* **What you need to do**
Every record here should be printed again exactly.

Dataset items
------------------------------------------------------------

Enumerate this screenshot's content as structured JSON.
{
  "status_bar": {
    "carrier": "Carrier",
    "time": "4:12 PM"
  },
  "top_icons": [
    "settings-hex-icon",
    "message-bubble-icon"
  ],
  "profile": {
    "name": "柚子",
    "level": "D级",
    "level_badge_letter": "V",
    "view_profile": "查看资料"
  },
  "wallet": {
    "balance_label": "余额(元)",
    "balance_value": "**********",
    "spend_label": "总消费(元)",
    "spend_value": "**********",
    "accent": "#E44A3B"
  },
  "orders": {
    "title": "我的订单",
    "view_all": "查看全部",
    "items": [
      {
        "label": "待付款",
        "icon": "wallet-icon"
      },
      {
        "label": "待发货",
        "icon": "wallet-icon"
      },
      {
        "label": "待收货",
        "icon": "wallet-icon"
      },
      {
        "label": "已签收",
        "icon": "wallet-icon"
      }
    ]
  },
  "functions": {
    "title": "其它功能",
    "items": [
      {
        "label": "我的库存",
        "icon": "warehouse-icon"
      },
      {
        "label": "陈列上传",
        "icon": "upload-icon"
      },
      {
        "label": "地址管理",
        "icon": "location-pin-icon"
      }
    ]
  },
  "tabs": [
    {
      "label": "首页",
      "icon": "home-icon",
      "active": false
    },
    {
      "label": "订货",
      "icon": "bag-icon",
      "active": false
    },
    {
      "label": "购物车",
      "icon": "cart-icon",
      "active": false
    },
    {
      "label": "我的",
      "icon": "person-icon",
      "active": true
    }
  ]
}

------------------------------------------------------------

* **Result**
Enumerate this screenshot's content as structured JSON.
{
  "status_bar": {
    "carrier": "Carrier",
    "time": "4:12 PM"
  },
  "top_icons": [
    "settings-hex-icon",
    "message-bubble-icon"
  ],
  "profile": {
    "name": "柚子",
    "level": "D级",
    "level_badge_letter": "V",
    "view_profile": "查看资料"
  },
  "wallet": {
    "balance_label": "余额(元)",
    "balance_value": "**********",
    "spend_label": "总消费(元)",
    "spend_value": "**********",
    "accent": "#E44A3B"
  },
  "orders": {
    "title": "我的订单",
    "view_all": "查看全部",
    "items": [
      {
        "label": "待付款",
        "icon": "wallet-icon"
      },
      {
        "label": "待发货",
        "icon": "wallet-icon"
      },
      {
        "label": "待收货",
        "icon": "wallet-icon"
      },
      {
        "label": "已签收",
        "icon": "wallet-icon"
      }
    ]
  },
  "functions": {
    "title": "其它功能",
    "items": [
      {
        "label": "我的库存",
        "icon": "warehouse-icon"
      },
      {
        "label": "陈列上传",
        "icon": "upload-icon"
      },
      {
        "label": "地址管理",
        "icon": "location-pin-icon"
      }
    ]
  },
  "tabs": [
    {
      "label": "首页",
      "icon": "home-icon",
      "active": false
    },
    {
      "label": "订货",
      "icon": "bag-icon",
      "active": false
    },
    {
      "label": "购物车",
      "icon": "cart-icon",
      "active": false
    },
    {
      "label": "我的",
      "icon": "person-icon",
      "active": true
    }
  ]
}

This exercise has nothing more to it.